* _Exercise aim_
Below are the records. Gather each line that holds "consisting".

* _Supplied data_
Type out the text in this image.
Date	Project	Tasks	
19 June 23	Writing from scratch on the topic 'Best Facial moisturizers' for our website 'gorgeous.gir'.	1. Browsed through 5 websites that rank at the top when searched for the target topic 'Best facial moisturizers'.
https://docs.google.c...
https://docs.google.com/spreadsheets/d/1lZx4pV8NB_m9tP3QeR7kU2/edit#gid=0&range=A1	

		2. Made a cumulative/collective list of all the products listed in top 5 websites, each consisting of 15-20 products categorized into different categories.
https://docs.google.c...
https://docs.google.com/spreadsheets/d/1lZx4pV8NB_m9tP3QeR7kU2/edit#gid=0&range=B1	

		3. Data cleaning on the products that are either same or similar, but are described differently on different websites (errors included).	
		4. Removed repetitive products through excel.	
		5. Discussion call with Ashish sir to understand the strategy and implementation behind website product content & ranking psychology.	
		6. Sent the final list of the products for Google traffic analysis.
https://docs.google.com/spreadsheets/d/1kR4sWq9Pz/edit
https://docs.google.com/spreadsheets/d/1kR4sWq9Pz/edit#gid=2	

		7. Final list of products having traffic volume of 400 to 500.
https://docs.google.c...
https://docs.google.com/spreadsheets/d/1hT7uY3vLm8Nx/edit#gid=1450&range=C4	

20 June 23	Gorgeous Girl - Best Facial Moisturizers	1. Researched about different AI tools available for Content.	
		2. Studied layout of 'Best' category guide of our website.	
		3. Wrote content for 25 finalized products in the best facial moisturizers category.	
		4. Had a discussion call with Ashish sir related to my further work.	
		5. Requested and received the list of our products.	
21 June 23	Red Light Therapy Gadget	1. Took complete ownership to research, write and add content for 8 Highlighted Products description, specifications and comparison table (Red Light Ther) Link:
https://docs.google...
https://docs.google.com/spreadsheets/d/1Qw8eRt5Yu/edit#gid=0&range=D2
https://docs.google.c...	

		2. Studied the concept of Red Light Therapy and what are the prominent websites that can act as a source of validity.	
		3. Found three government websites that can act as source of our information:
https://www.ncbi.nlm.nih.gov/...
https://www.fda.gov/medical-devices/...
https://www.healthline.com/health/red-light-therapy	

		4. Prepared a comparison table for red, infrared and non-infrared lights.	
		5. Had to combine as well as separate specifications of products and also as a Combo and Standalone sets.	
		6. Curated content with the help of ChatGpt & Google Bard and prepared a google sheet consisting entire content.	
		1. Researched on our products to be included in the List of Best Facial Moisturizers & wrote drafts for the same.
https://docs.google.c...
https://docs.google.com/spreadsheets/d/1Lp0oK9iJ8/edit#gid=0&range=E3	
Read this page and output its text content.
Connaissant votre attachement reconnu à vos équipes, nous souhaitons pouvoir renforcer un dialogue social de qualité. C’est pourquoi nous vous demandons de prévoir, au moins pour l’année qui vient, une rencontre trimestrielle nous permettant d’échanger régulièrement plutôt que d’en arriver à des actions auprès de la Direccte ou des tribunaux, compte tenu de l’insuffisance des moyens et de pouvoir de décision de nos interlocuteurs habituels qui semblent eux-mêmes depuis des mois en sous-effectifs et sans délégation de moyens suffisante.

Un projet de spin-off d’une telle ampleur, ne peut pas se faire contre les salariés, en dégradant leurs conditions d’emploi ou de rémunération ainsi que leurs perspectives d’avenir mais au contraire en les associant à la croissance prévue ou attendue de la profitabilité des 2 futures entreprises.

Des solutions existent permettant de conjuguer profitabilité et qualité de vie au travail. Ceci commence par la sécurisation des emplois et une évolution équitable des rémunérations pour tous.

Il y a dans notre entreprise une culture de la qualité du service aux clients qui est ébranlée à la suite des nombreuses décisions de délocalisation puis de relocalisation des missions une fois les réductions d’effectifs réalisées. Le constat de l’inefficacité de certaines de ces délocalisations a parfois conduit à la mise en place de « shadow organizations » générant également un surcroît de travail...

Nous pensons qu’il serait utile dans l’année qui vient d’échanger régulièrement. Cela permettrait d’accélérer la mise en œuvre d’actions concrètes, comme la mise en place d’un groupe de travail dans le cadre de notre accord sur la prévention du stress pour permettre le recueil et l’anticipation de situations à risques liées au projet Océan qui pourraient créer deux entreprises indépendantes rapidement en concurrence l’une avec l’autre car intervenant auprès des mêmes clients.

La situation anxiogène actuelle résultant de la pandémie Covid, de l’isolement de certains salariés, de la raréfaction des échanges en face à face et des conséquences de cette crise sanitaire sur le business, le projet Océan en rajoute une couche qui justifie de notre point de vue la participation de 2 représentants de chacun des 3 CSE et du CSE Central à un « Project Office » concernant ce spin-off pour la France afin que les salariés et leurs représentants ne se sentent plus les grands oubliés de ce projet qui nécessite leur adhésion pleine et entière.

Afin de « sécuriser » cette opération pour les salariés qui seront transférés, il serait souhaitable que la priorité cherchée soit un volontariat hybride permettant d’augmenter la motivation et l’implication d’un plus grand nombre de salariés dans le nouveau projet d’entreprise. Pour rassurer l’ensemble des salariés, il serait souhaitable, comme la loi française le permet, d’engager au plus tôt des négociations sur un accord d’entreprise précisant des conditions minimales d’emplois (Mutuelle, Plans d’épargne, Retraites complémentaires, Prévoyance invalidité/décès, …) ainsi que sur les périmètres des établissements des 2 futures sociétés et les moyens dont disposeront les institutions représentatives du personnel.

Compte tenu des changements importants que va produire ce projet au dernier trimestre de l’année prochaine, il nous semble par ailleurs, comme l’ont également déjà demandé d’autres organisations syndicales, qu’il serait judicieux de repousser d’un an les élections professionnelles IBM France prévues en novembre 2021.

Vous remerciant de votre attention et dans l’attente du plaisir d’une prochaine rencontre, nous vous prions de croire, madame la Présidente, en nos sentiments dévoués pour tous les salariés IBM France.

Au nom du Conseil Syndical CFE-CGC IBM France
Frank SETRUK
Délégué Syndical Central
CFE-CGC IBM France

* _Task result_
		2. Made a cumulative/collective list of all the products listed in top 5 websites, each consisting of 15-20 products categorized into different categories.
		6. Curated content with the help of ChatGpt & Google Bard and prepared a google sheet consisting entire content.	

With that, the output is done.